Seek out every line containing the word "title", and copy each.

◆ ◆ ◆

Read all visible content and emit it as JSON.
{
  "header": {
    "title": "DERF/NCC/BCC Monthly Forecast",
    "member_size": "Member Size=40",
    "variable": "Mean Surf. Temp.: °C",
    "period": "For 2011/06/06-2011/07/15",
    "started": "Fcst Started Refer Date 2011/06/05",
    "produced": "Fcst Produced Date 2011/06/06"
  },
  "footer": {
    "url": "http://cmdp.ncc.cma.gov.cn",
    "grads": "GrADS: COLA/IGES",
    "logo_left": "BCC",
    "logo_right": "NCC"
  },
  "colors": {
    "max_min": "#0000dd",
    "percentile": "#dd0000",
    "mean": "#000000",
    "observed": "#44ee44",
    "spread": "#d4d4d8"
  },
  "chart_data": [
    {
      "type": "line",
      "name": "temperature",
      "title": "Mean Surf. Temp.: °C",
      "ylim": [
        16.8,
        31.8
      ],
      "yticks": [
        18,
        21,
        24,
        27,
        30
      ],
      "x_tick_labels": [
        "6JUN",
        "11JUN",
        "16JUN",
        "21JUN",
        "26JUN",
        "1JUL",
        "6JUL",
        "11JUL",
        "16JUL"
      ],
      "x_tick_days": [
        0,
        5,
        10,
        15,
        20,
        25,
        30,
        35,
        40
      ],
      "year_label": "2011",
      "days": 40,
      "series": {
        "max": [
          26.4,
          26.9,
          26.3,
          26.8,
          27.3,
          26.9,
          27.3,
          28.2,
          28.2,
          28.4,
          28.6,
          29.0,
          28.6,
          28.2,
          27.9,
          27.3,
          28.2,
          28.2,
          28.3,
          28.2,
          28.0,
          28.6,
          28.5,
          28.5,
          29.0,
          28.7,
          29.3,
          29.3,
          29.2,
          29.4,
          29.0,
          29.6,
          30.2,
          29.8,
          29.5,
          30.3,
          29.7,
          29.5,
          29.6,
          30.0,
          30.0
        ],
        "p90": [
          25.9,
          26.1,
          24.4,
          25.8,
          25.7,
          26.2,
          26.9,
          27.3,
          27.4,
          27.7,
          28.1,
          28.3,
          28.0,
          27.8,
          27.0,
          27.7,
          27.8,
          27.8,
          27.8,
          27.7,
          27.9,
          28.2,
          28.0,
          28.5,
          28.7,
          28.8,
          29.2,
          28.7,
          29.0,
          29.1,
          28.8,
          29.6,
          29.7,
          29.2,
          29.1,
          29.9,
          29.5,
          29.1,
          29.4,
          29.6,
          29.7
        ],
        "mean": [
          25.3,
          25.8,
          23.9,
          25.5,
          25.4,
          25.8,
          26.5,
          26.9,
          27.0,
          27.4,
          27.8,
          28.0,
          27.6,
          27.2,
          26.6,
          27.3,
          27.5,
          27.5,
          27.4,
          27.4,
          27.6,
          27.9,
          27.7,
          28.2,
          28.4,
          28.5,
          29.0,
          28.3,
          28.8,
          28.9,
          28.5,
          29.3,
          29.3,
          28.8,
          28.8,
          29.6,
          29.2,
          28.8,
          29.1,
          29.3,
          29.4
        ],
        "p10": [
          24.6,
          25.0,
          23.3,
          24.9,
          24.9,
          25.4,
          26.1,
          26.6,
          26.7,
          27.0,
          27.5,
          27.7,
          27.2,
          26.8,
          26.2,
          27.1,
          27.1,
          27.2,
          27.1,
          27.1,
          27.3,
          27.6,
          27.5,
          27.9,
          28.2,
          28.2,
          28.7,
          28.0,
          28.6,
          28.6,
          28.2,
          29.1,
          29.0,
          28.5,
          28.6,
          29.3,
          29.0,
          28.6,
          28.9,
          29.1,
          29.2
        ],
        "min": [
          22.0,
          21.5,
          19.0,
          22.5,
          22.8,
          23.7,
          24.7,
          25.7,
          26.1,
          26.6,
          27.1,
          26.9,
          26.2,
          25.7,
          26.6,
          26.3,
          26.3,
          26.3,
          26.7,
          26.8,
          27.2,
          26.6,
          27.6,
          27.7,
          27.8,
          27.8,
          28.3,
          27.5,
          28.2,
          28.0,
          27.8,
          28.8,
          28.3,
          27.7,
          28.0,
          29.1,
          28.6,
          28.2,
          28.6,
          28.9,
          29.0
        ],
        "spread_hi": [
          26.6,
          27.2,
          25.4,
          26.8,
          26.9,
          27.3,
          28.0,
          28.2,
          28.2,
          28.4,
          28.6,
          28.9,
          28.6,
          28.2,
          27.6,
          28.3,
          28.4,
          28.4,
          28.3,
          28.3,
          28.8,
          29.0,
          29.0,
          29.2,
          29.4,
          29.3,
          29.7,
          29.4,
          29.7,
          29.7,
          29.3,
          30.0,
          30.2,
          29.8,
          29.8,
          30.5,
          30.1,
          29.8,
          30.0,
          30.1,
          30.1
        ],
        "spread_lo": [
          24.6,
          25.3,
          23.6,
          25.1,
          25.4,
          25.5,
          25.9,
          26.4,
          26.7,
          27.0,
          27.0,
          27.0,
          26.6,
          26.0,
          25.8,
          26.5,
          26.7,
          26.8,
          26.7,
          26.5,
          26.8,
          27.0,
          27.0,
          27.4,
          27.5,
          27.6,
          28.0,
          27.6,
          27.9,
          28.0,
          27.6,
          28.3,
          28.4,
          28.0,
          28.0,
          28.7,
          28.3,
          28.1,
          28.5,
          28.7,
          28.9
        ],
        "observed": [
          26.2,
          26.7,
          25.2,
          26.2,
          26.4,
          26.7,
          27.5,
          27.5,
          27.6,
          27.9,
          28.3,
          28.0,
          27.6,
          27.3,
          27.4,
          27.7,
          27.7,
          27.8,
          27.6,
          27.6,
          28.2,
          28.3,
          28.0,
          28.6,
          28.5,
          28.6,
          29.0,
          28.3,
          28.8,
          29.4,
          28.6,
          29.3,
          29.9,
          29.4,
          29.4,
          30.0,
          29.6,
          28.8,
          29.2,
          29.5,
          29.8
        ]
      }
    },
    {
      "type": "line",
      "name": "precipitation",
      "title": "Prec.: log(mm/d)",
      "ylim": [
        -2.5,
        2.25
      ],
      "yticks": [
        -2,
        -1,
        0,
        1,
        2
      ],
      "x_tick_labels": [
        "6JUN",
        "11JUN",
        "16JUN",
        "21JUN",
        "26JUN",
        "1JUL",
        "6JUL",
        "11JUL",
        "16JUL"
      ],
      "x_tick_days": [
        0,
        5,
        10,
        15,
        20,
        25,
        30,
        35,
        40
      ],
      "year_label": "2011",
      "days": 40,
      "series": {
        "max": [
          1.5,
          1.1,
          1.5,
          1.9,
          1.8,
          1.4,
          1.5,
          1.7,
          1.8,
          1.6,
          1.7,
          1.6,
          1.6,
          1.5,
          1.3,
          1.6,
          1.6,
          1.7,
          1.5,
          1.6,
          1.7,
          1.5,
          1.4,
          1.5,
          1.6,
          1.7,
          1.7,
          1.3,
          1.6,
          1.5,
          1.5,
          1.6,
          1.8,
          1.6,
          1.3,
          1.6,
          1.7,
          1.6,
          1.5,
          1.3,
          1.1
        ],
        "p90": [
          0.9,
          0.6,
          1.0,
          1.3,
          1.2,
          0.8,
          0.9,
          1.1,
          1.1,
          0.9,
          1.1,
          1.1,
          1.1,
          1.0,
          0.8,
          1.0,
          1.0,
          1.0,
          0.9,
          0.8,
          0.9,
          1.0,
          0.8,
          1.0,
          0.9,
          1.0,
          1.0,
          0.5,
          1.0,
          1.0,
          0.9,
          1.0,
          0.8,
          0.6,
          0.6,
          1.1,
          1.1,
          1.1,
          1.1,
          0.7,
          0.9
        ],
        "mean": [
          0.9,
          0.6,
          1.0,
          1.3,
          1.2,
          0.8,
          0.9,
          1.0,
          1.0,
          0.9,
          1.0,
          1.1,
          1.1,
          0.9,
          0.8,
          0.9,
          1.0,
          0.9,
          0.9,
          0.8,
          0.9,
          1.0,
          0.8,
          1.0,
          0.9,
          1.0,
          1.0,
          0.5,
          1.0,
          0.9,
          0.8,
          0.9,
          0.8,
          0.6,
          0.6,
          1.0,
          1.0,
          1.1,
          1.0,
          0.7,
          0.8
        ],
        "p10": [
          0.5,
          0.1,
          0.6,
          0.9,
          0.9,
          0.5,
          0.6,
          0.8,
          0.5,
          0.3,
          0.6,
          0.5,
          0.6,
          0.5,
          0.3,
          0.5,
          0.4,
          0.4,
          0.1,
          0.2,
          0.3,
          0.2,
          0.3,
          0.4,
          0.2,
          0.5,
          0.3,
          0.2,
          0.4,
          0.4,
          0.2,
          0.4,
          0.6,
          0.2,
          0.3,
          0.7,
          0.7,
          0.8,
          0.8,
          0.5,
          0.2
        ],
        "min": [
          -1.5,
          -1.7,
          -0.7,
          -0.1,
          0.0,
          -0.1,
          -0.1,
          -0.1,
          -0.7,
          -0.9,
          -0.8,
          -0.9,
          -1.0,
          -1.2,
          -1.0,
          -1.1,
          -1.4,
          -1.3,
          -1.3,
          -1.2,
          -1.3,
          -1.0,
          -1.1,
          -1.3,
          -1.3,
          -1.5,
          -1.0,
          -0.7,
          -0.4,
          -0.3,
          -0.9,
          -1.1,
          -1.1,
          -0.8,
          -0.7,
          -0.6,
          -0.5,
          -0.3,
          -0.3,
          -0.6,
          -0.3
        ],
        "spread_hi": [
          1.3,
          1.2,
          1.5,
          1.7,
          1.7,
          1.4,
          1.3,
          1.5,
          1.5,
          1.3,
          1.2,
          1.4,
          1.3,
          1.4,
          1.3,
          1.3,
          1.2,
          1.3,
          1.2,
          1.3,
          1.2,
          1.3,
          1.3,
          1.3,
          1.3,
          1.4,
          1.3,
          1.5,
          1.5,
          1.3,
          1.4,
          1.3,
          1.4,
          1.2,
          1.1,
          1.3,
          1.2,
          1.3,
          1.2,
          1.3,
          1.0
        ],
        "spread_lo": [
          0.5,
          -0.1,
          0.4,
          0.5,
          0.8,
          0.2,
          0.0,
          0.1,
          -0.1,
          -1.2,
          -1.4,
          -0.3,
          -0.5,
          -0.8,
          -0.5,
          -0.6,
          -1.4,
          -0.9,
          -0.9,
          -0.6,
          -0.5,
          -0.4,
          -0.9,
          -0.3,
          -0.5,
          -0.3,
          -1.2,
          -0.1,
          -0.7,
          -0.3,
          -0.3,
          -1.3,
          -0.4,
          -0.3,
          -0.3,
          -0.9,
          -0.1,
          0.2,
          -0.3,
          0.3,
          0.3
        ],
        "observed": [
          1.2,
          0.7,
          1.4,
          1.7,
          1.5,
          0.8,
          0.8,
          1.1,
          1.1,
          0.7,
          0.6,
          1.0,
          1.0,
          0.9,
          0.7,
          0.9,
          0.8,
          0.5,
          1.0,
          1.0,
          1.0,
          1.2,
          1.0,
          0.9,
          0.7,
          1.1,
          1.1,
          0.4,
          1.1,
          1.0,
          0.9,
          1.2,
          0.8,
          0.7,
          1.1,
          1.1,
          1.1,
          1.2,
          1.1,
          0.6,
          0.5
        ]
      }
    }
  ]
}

◆ ◆ ◆

**SOLUTION TO THIS EXERCISE:**
    "title": "DERF/NCC/BCC Monthly Forecast",
      "title": "Mean Surf. Temp.: °C",
      "title": "Prec.: log(mm/d)",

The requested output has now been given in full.